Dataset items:
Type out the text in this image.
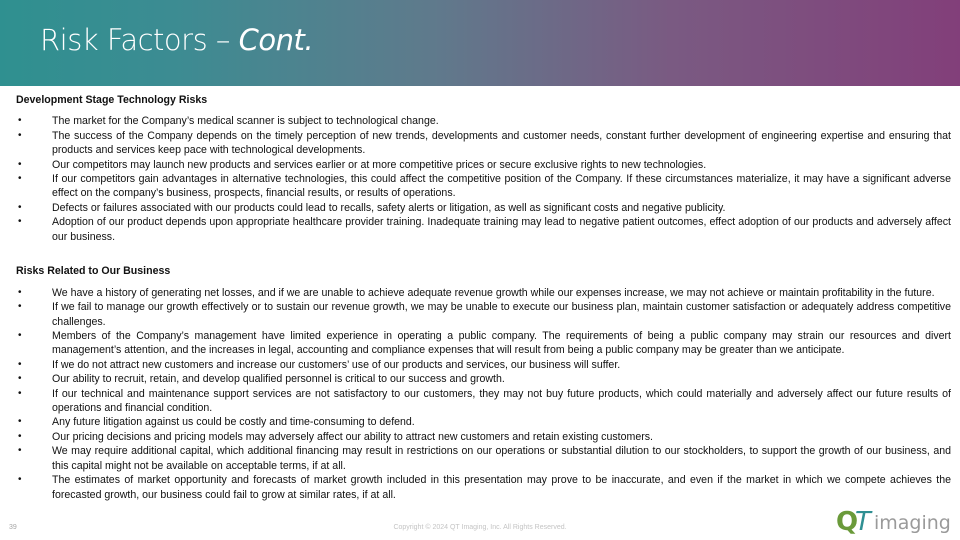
Risk Factors – Cont.
Development Stage Technology Risks
•	The market for the Company’s medical scanner is subject to technological change.
•	The success of the Company depends on the timely perception of new trends, developments and customer needs, constant further development of engineering expertise and ensuring that products and services keep pace with technological developments.
•	Our competitors may launch new products and services earlier or at more competitive prices or secure exclusive rights to new technologies.
•	If our competitors gain advantages in alternative technologies, this could affect the competitive position of the Company. If these circumstances materialize, it may have a significant adverse effect on the company’s business, prospects, financial results, or results of operations.
•	Defects or failures associated with our products could lead to recalls, safety alerts or litigation, as well as significant costs and negative publicity.
•	Adoption of our product depends upon appropriate healthcare provider training. Inadequate training may lead to negative patient outcomes, effect adoption of our products and adversely affect our business.
Risks Related to Our Business
•	We have a history of generating net losses, and if we are unable to achieve adequate revenue growth while our expenses increase, we may not achieve or maintain profitability in the future.
•	If we fail to manage our growth effectively or to sustain our revenue growth, we may be unable to execute our business plan, maintain customer satisfaction or adequately address competitive challenges.
•	Members of the Company’s management have limited experience in operating a public company. The requirements of being a public company may strain our resources and divert management’s attention, and the increases in legal, accounting and compliance expenses that will result from being a public company may be greater than we anticipate.
•	If we do not attract new customers and increase our customers’ use of our products and services, our business will suffer.
•	Our ability to recruit, retain, and develop qualified personnel is critical to our success and growth.
•	If our technical and maintenance support services are not satisfactory to our customers, they may not buy future products, which could materially and adversely affect our future results of operations and financial condition.
•	Any future litigation against us could be costly and time-consuming to defend.
•	Our pricing decisions and pricing models may adversely affect our ability to attract new customers and retain existing customers.
•	We may require additional capital, which additional financing may result in restrictions on our operations or substantial dilution to our stockholders, to support the growth of our business, and this capital might not be available on acceptable terms, if at all.
•	The estimates of market opportunity and forecasts of market growth included in this presentation may prove to be inaccurate, and even if the market in which we compete achieves the forecasted growth, our business could fail to grow at similar rates, if at all.
39	Copyright © 2024 QT Imaging, Inc. All Rights Reserved.	Q
T imaging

Task statement: Each entry above should be reproduced exactly, with the pictures removed.

Task answer:
Type out the text in this image.
Risk Factors – Cont.
Development Stage Technology Risks
•	The market for the Company’s medical scanner is subject to technological change.
•	The success of the Company depends on the timely perception of new trends, developments and customer needs, constant further development of engineering expertise and ensuring that products and services keep pace with technological developments.
•	Our competitors may launch new products and services earlier or at more competitive prices or secure exclusive rights to new technologies.
•	If our competitors gain advantages in alternative technologies, this could affect the competitive position of the Company. If these circumstances materialize, it may have a significant adverse effect on the company’s business, prospects, financial results, or results of operations.
•	Defects or failures associated with our products could lead to recalls, safety alerts or litigation, as well as significant costs and negative publicity.
•	Adoption of our product depends upon appropriate healthcare provider training. Inadequate training may lead to negative patient outcomes, effect adoption of our products and adversely affect our business.
Risks Related to Our Business
•	We have a history of generating net losses, and if we are unable to achieve adequate revenue growth while our expenses increase, we may not achieve or maintain profitability in the future.
•	If we fail to manage our growth effectively or to sustain our revenue growth, we may be unable to execute our business plan, maintain customer satisfaction or adequately address competitive challenges.
•	Members of the Company’s management have limited experience in operating a public company. The requirements of being a public company may strain our resources and divert management’s attention, and the increases in legal, accounting and compliance expenses that will result from being a public company may be greater than we anticipate.
•	If we do not attract new customers and increase our customers’ use of our products and services, our business will suffer.
•	Our ability to recruit, retain, and develop qualified personnel is critical to our success and growth.
•	If our technical and maintenance support services are not satisfactory to our customers, they may not buy future products, which could materially and adversely affect our future results of operations and financial condition.
•	Any future litigation against us could be costly and time-consuming to defend.
•	Our pricing decisions and pricing models may adversely affect our ability to attract new customers and retain existing customers.
•	We may require additional capital, which additional financing may result in restrictions on our operations or substantial dilution to our stockholders, to support the growth of our business, and this capital might not be available on acceptable terms, if at all.
•	The estimates of market opportunity and forecasts of market growth included in this presentation may prove to be inaccurate, and even if the market in which we compete achieves the forecasted growth, our business could fail to grow at similar rates, if at all.
39	Copyright © 2024 QT Imaging, Inc. All Rights Reserved.	Q
T imaging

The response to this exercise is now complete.